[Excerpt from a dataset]
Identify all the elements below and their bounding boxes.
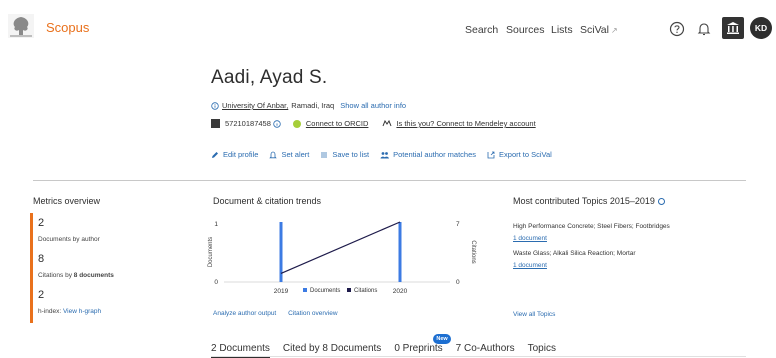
export-icon: [487, 151, 495, 158]
citations-label-prefix: Citations by: [38, 272, 72, 279]
legend-documents-label: Documents: [310, 288, 340, 294]
people-icon: [380, 151, 390, 158]
bell-alert-icon: [269, 151, 278, 158]
trends-title: Document & citation trends: [213, 196, 322, 206]
topics-title-label: Most contributed Topics 2015–2019: [513, 196, 655, 206]
nav-scival-label: SciVal: [580, 24, 609, 36]
author-id: 57210187458: [225, 119, 271, 128]
section-divider: [33, 180, 746, 181]
affiliation-link[interactable]: University Of Anbar,: [222, 101, 288, 110]
topics-title: Most contributed Topics 2015–2019: [513, 196, 665, 206]
author-name: Aadi, Ayad S.: [211, 67, 328, 88]
trend-chart: 1 0 Documents 7 0 Citations 2019 2020 Documents C…: [208, 221, 476, 295]
hindex-value: 2: [38, 289, 45, 301]
external-link-icon: ↗: [610, 26, 618, 35]
potential-matches-label: Potential author matches: [393, 150, 477, 159]
view-all-topics-link[interactable]: View all Topics: [513, 311, 555, 318]
bell-icon[interactable]: [695, 20, 713, 38]
nav-lists[interactable]: Lists: [551, 24, 573, 36]
tree-logo-icon: [8, 14, 34, 38]
citations-label-docs: 8 documents: [73, 272, 114, 279]
documents-label: Documents by author: [38, 236, 100, 243]
save-to-list-button[interactable]: Save to list: [320, 150, 369, 159]
x-tick-2019: 2019: [274, 288, 289, 295]
show-author-info-link[interactable]: Show all author info: [340, 101, 406, 110]
help-icon[interactable]: [668, 20, 686, 38]
nav-search[interactable]: Search: [465, 24, 498, 36]
mendeley-icon: [382, 120, 392, 127]
right-axis-label: Citations: [470, 240, 476, 263]
info-icon: [211, 101, 219, 110]
affiliation-location: Ramadi, Iraq: [291, 101, 335, 110]
author-affiliation: University Of Anbar, Ramadi, Iraq Show a…: [211, 101, 406, 110]
topic-2-docs[interactable]: 1 document: [513, 262, 547, 269]
scopus-brand[interactable]: Scopus: [46, 20, 89, 35]
topic-1-name: High Performance Concrete; Steel Fibers;…: [513, 223, 670, 230]
potential-matches-button[interactable]: Potential author matches: [380, 150, 476, 159]
hindex-label: h-index:: [38, 308, 62, 315]
nav-scival[interactable]: SciVal ↗: [580, 24, 618, 36]
left-axis-label: Documents: [208, 237, 214, 267]
top-bar: Scopus Search Sources Lists SciVal ↗ KD: [0, 0, 776, 50]
analyze-output-link[interactable]: Analyze author output: [213, 310, 276, 317]
connect-orcid-link[interactable]: Connect to ORCID: [306, 119, 369, 128]
pencil-icon: [212, 151, 218, 158]
x-tick-2020: 2020: [393, 288, 408, 295]
user-avatar[interactable]: KD: [750, 17, 772, 39]
elsevier-logo[interactable]: [8, 14, 34, 38]
citations-count[interactable]: 8: [38, 253, 44, 265]
view-hgraph-link[interactable]: View h-graph: [63, 308, 101, 315]
author-actions: Edit profile Set alert Save to list Pote…: [211, 150, 563, 159]
author-ids: 57210187458 Connect to ORCID Is this you…: [211, 119, 536, 128]
hindex-label-row: h-index: View h-graph: [38, 308, 101, 315]
topics-info-icon[interactable]: [657, 198, 665, 206]
legend-documents-swatch: [303, 288, 307, 292]
right-axis-tick-max: 7: [456, 221, 460, 228]
right-axis-tick-min: 0: [456, 279, 460, 286]
left-axis-tick-min: 0: [214, 279, 218, 286]
set-alert-label: Set alert: [281, 150, 310, 159]
topic-2-name: Waste Glass; Alkali Silica Reaction; Mor…: [513, 250, 636, 257]
documents-count[interactable]: 2: [38, 217, 44, 229]
export-scival-label: Export to SciVal: [499, 150, 552, 159]
legend-citations-label: Citations: [354, 288, 377, 294]
set-alert-button[interactable]: Set alert: [269, 150, 309, 159]
orcid-icon: [292, 119, 301, 128]
left-axis-tick-max: 1: [214, 221, 218, 228]
institution-icon[interactable]: [722, 17, 744, 39]
list-icon: [321, 152, 328, 157]
save-to-list-label: Save to list: [332, 150, 370, 159]
tab-underline: [211, 356, 746, 357]
institution-building-icon: [727, 22, 739, 34]
nav-sources[interactable]: Sources: [506, 24, 545, 36]
citations-line: [280, 221, 401, 274]
mendeley-connect[interactable]: Is this you? Connect to Mendeley account: [382, 119, 536, 128]
citation-overview-link[interactable]: Citation overview: [288, 310, 338, 317]
metrics-overview-title: Metrics overview: [33, 196, 101, 206]
edit-profile-button[interactable]: Edit profile: [211, 150, 258, 159]
edit-profile-label: Edit profile: [223, 150, 259, 159]
author-id-info-icon[interactable]: [273, 119, 281, 128]
legend-citations-swatch: [347, 288, 351, 292]
topic-1-docs[interactable]: 1 document: [513, 235, 547, 242]
documents-bar-2020: [398, 222, 402, 282]
export-scival-button[interactable]: Export to SciVal: [487, 150, 552, 159]
scopus-id-icon: [211, 119, 220, 128]
metrics-accent-bar: [30, 213, 33, 323]
trend-links: Analyze author output Citation overview: [213, 310, 348, 317]
citations-label: Citations by 8 documents: [38, 272, 114, 279]
mendeley-link: Is this you? Connect to Mendeley account: [396, 119, 536, 128]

> [Task to carry out]:
Count how many of the rows above contain the string "Show", and reply with the number alone.

> [Complete response]:
2